> **WHAT IS ASKED**: Repeat the entire listing exactly.

»»

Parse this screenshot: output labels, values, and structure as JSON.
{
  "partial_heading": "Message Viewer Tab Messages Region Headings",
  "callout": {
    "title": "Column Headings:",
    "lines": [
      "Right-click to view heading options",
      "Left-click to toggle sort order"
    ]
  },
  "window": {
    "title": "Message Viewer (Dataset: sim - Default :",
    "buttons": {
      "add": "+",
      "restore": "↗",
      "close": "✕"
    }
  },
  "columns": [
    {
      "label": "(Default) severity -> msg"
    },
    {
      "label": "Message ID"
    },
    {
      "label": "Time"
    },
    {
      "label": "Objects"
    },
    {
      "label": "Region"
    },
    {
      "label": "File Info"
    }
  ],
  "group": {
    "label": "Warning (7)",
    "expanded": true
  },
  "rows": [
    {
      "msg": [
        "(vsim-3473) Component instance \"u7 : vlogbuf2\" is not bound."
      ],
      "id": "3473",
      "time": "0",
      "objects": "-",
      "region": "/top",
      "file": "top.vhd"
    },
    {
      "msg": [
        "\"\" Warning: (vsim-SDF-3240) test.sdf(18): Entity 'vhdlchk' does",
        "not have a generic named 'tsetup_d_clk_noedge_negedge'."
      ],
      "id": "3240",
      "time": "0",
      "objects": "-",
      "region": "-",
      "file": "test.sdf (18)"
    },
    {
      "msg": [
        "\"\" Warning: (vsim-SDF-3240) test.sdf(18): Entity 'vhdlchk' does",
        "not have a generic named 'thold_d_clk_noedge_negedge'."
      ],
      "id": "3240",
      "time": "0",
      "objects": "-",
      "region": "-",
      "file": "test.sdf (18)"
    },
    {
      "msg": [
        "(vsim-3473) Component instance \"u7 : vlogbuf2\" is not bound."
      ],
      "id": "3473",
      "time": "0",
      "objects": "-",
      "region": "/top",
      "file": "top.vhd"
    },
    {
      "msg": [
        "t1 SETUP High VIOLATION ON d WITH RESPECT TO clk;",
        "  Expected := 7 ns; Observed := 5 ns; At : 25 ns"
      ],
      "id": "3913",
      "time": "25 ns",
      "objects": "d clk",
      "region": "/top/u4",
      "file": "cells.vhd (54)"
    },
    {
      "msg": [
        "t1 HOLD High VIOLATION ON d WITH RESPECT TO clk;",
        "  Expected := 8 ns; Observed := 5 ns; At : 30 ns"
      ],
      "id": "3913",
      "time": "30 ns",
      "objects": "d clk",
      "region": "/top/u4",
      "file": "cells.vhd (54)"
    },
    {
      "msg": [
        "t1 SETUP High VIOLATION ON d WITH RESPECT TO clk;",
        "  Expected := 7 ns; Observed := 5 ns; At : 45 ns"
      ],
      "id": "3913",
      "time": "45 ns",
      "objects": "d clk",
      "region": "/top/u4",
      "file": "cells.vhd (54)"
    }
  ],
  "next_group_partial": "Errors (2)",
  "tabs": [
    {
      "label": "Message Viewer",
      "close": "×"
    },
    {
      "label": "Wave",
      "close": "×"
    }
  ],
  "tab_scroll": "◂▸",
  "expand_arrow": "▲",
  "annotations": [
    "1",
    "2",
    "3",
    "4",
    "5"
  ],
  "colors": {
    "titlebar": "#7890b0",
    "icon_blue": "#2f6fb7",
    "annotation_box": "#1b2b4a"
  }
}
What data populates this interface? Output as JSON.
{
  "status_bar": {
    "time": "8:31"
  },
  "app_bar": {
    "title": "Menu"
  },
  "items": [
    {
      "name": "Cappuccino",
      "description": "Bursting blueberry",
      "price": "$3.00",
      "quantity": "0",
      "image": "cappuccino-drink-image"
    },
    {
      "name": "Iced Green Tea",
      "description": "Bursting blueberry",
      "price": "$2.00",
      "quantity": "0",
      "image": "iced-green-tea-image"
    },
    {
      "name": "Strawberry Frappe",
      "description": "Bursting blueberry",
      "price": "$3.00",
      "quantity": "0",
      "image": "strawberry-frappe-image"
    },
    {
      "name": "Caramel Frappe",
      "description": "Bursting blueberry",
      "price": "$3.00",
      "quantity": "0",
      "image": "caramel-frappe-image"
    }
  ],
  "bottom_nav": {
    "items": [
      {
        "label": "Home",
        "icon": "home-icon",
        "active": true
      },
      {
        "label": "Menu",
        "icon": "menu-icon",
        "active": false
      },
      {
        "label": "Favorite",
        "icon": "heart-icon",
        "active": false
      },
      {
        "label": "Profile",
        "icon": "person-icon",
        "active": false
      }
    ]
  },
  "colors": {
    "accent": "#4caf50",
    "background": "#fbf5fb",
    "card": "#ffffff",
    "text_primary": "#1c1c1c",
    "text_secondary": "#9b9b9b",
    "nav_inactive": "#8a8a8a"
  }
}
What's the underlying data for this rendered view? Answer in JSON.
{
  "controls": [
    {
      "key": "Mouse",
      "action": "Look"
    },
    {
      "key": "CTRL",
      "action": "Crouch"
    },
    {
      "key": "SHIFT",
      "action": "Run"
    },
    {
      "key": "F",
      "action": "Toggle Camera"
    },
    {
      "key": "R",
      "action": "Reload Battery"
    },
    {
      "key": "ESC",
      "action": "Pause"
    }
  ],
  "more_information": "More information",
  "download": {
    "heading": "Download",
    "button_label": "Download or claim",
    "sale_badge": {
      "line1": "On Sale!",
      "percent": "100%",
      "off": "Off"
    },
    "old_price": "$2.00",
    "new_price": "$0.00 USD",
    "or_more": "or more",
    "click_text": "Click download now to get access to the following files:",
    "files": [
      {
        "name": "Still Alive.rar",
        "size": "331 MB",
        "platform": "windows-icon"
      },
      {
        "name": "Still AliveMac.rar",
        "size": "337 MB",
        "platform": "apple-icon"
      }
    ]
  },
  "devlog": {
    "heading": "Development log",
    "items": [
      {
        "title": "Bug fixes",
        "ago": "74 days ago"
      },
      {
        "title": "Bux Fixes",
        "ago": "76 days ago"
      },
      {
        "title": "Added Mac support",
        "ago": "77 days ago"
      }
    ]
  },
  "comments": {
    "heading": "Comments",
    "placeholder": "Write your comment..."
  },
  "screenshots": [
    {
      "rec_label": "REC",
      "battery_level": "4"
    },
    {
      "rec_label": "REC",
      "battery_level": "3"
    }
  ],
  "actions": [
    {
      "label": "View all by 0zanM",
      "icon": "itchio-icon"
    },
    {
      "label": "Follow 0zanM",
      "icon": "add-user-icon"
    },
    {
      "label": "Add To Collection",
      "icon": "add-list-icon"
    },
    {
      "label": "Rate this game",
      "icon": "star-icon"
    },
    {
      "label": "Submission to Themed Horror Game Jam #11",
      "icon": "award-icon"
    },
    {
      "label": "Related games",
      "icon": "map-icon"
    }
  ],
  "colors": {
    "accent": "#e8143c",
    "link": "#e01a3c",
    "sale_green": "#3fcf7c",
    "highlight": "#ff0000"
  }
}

««

> **THE SOLUTION**:
Parse this screenshot: output labels, values, and structure as JSON.
{
  "partial_heading": "Message Viewer Tab Messages Region Headings",
  "callout": {
    "title": "Column Headings:",
    "lines": [
      "Right-click to view heading options",
      "Left-click to toggle sort order"
    ]
  },
  "window": {
    "title": "Message Viewer (Dataset: sim - Default :",
    "buttons": {
      "add": "+",
      "restore": "↗",
      "close": "✕"
    }
  },
  "columns": [
    {
      "label": "(Default) severity -> msg"
    },
    {
      "label": "Message ID"
    },
    {
      "label": "Time"
    },
    {
      "label": "Objects"
    },
    {
      "label": "Region"
    },
    {
      "label": "File Info"
    }
  ],
  "group": {
    "label": "Warning (7)",
    "expanded": true
  },
  "rows": [
    {
      "msg": [
        "(vsim-3473) Component instance \"u7 : vlogbuf2\" is not bound."
      ],
      "id": "3473",
      "time": "0",
      "objects": "-",
      "region": "/top",
      "file": "top.vhd"
    },
    {
      "msg": [
        "\"\" Warning: (vsim-SDF-3240) test.sdf(18): Entity 'vhdlchk' does",
        "not have a generic named 'tsetup_d_clk_noedge_negedge'."
      ],
      "id": "3240",
      "time": "0",
      "objects": "-",
      "region": "-",
      "file": "test.sdf (18)"
    },
    {
      "msg": [
        "\"\" Warning: (vsim-SDF-3240) test.sdf(18): Entity 'vhdlchk' does",
        "not have a generic named 'thold_d_clk_noedge_negedge'."
      ],
      "id": "3240",
      "time": "0",
      "objects": "-",
      "region": "-",
      "file": "test.sdf (18)"
    },
    {
      "msg": [
        "(vsim-3473) Component instance \"u7 : vlogbuf2\" is not bound."
      ],
      "id": "3473",
      "time": "0",
      "objects": "-",
      "region": "/top",
      "file": "top.vhd"
    },
    {
      "msg": [
        "t1 SETUP High VIOLATION ON d WITH RESPECT TO clk;",
        "  Expected := 7 ns; Observed := 5 ns; At : 25 ns"
      ],
      "id": "3913",
      "time": "25 ns",
      "objects": "d clk",
      "region": "/top/u4",
      "file": "cells.vhd (54)"
    },
    {
      "msg": [
        "t1 HOLD High VIOLATION ON d WITH RESPECT TO clk;",
        "  Expected := 8 ns; Observed := 5 ns; At : 30 ns"
      ],
      "id": "3913",
      "time": "30 ns",
      "objects": "d clk",
      "region": "/top/u4",
      "file": "cells.vhd (54)"
    },
    {
      "msg": [
        "t1 SETUP High VIOLATION ON d WITH RESPECT TO clk;",
        "  Expected := 7 ns; Observed := 5 ns; At : 45 ns"
      ],
      "id": "3913",
      "time": "45 ns",
      "objects": "d clk",
      "region": "/top/u4",
      "file": "cells.vhd (54)"
    }
  ],
  "next_group_partial": "Errors (2)",
  "tabs": [
    {
      "label": "Message Viewer",
      "close": "×"
    },
    {
      "label": "Wave",
      "close": "×"
    }
  ],
  "tab_scroll": "◂▸",
  "expand_arrow": "▲",
  "annotations": [
    "1",
    "2",
    "3",
    "4",
    "5"
  ],
  "colors": {
    "titlebar": "#7890b0",
    "icon_blue": "#2f6fb7",
    "annotation_box": "#1b2b4a"
  }
}
What data populates this interface? Output as JSON.
{
  "status_bar": {
    "time": "8:31"
  },
  "app_bar": {
    "title": "Menu"
  },
  "items": [
    {
      "name": "Cappuccino",
      "description": "Bursting blueberry",
      "price": "$3.00",
      "quantity": "0",
      "image": "cappuccino-drink-image"
    },
    {
      "name": "Iced Green Tea",
      "description": "Bursting blueberry",
      "price": "$2.00",
      "quantity": "0",
      "image": "iced-green-tea-image"
    },
    {
      "name": "Strawberry Frappe",
      "description": "Bursting blueberry",
      "price": "$3.00",
      "quantity": "0",
      "image": "strawberry-frappe-image"
    },
    {
      "name": "Caramel Frappe",
      "description": "Bursting blueberry",
      "price": "$3.00",
      "quantity": "0",
      "image": "caramel-frappe-image"
    }
  ],
  "bottom_nav": {
    "items": [
      {
        "label": "Home",
        "icon": "home-icon",
        "active": true
      },
      {
        "label": "Menu",
        "icon": "menu-icon",
        "active": false
      },
      {
        "label": "Favorite",
        "icon": "heart-icon",
        "active": false
      },
      {
        "label": "Profile",
        "icon": "person-icon",
        "active": false
      }
    ]
  },
  "colors": {
    "accent": "#4caf50",
    "background": "#fbf5fb",
    "card": "#ffffff",
    "text_primary": "#1c1c1c",
    "text_secondary": "#9b9b9b",
    "nav_inactive": "#8a8a8a"
  }
}
What's the underlying data for this rendered view? Answer in JSON.
{
  "controls": [
    {
      "key": "Mouse",
      "action": "Look"
    },
    {
      "key": "CTRL",
      "action": "Crouch"
    },
    {
      "key": "SHIFT",
      "action": "Run"
    },
    {
      "key": "F",
      "action": "Toggle Camera"
    },
    {
      "key": "R",
      "action": "Reload Battery"
    },
    {
      "key": "ESC",
      "action": "Pause"
    }
  ],
  "more_information": "More information",
  "download": {
    "heading": "Download",
    "button_label": "Download or claim",
    "sale_badge": {
      "line1": "On Sale!",
      "percent": "100%",
      "off": "Off"
    },
    "old_price": "$2.00",
    "new_price": "$0.00 USD",
    "or_more": "or more",
    "click_text": "Click download now to get access to the following files:",
    "files": [
      {
        "name": "Still Alive.rar",
        "size": "331 MB",
        "platform": "windows-icon"
      },
      {
        "name": "Still AliveMac.rar",
        "size": "337 MB",
        "platform": "apple-icon"
      }
    ]
  },
  "devlog": {
    "heading": "Development log",
    "items": [
      {
        "title": "Bug fixes",
        "ago": "74 days ago"
      },
      {
        "title": "Bux Fixes",
        "ago": "76 days ago"
      },
      {
        "title": "Added Mac support",
        "ago": "77 days ago"
      }
    ]
  },
  "comments": {
    "heading": "Comments",
    "placeholder": "Write your comment..."
  },
  "screenshots": [
    {
      "rec_label": "REC",
      "battery_level": "4"
    },
    {
      "rec_label": "REC",
      "battery_level": "3"
    }
  ],
  "actions": [
    {
      "label": "View all by 0zanM",
      "icon": "itchio-icon"
    },
    {
      "label": "Follow 0zanM",
      "icon": "add-user-icon"
    },
    {
      "label": "Add To Collection",
      "icon": "add-list-icon"
    },
    {
      "label": "Rate this game",
      "icon": "star-icon"
    },
    {
      "label": "Submission to Themed Horror Game Jam #11",
      "icon": "award-icon"
    },
    {
      "label": "Related games",
      "icon": "map-icon"
    }
  ],
  "colors": {
    "accent": "#e8143c",
    "link": "#e01a3c",
    "sale_green": "#3fcf7c",
    "highlight": "#ff0000"
  }
}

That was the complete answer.